Passage provided =
Return-to-Office Inducements Get Tougher and More Creative

Google ties attendance to performance; Salesforce offers charitable donations.

Tech companies that pioneered remote work now are enforcing stricter return-to-office mandates amid layoffs and shrinking office footprints.

As economic headwinds begin to gust, a showdown of sorts—maybe we should call it a “last stand”—is developing over whether and how to intensify efforts to cajole people into returning to the office. Tactics range from coercion (think performance reviews) to what we’ll charitably call a dignified form of begging. Few observers think hybrid work patterns will fade, but several major employers are drawing the line on how flexible they’re willing to be about work-from-home days.

On the coercion side of the scale, Google, which like many Bay Area tech giants has loosely enforced a three-days-per-week in-office policy for the past year, warned employees last week that “non-attendance” will be a metric in upcoming performance reviews.

Problem statement =
Please copy the return-to-office article between "As economic headwinds" and "upcoming performance reviews.", inclusive, replacing "coercion" with "pressure".

Provided records =
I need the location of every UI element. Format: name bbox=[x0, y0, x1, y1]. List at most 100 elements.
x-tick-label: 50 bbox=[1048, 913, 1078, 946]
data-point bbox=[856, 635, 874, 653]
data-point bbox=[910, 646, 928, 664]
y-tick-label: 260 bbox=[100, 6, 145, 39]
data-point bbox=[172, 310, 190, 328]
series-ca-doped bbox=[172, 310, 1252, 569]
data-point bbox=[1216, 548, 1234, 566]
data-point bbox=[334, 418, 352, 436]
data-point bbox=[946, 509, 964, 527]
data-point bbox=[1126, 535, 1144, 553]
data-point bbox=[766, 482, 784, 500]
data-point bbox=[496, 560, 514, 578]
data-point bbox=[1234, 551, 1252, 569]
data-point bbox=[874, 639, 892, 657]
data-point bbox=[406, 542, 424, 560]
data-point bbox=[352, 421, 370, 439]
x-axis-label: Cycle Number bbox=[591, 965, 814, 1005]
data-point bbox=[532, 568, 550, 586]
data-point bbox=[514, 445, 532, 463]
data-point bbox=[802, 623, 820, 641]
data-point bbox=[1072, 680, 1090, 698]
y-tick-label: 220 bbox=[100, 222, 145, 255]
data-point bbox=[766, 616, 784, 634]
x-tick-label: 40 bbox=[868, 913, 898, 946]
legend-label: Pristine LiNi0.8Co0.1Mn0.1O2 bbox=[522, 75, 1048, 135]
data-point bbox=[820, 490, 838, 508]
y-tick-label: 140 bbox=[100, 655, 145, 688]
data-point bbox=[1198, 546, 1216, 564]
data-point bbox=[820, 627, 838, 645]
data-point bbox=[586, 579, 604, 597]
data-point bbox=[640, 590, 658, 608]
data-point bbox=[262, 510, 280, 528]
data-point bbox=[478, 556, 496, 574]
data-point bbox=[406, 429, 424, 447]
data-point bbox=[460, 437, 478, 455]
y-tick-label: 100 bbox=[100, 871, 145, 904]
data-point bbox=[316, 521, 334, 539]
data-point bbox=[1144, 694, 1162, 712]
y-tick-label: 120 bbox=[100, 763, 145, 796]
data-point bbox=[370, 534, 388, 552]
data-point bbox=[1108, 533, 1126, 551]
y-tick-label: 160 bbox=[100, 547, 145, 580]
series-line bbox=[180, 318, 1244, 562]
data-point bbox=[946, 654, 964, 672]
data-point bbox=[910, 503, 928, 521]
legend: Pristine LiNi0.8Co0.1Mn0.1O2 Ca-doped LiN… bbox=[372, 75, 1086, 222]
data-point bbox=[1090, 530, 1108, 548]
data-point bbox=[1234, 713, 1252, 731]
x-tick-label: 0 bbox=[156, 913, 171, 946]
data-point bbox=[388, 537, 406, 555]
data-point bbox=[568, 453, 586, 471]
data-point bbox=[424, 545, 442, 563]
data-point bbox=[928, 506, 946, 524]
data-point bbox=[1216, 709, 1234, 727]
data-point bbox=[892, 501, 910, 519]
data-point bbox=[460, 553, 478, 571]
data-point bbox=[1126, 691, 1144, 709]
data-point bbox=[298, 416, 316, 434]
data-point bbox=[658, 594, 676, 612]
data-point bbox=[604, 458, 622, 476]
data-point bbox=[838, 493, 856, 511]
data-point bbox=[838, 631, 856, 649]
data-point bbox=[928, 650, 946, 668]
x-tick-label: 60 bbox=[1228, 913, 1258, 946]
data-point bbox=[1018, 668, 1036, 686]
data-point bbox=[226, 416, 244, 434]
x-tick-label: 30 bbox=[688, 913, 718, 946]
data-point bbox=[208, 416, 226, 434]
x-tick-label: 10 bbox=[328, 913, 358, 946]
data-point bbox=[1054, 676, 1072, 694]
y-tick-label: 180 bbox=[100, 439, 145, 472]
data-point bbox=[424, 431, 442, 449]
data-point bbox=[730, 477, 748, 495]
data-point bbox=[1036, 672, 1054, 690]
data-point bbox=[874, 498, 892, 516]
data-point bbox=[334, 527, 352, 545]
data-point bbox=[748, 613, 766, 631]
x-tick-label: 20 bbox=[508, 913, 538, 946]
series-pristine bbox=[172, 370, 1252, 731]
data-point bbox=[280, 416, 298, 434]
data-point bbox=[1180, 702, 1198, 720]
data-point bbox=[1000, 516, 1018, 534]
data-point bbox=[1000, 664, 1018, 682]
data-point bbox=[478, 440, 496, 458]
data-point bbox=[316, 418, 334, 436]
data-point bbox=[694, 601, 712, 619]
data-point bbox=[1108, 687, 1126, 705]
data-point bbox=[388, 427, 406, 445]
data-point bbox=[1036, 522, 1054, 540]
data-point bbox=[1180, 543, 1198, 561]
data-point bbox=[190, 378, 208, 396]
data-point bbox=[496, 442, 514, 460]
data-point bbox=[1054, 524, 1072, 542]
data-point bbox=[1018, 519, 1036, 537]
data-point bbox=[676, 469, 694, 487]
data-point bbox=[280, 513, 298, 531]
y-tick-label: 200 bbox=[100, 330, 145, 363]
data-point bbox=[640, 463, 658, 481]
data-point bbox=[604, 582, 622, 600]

Task output =
As economic headwinds begin to gust, a showdown of sorts—maybe we should call it a “last stand”—is developing over whether and how to intensify efforts to cajole people into returning to the office. Tactics range from pressure (think performance reviews) to what we’ll charitably call a dignified form of begging. Few observers think hybrid work patterns will fade, but several major employers are drawing the line on how flexible they’re willing to be about work-from-home days.

On the pressure side of the scale, Google, which like many Bay Area tech giants has loosely enforced a three-days-per-week in-office policy for the past year, warned employees last week that “non-attendance” will be a metric in upcoming performance reviews.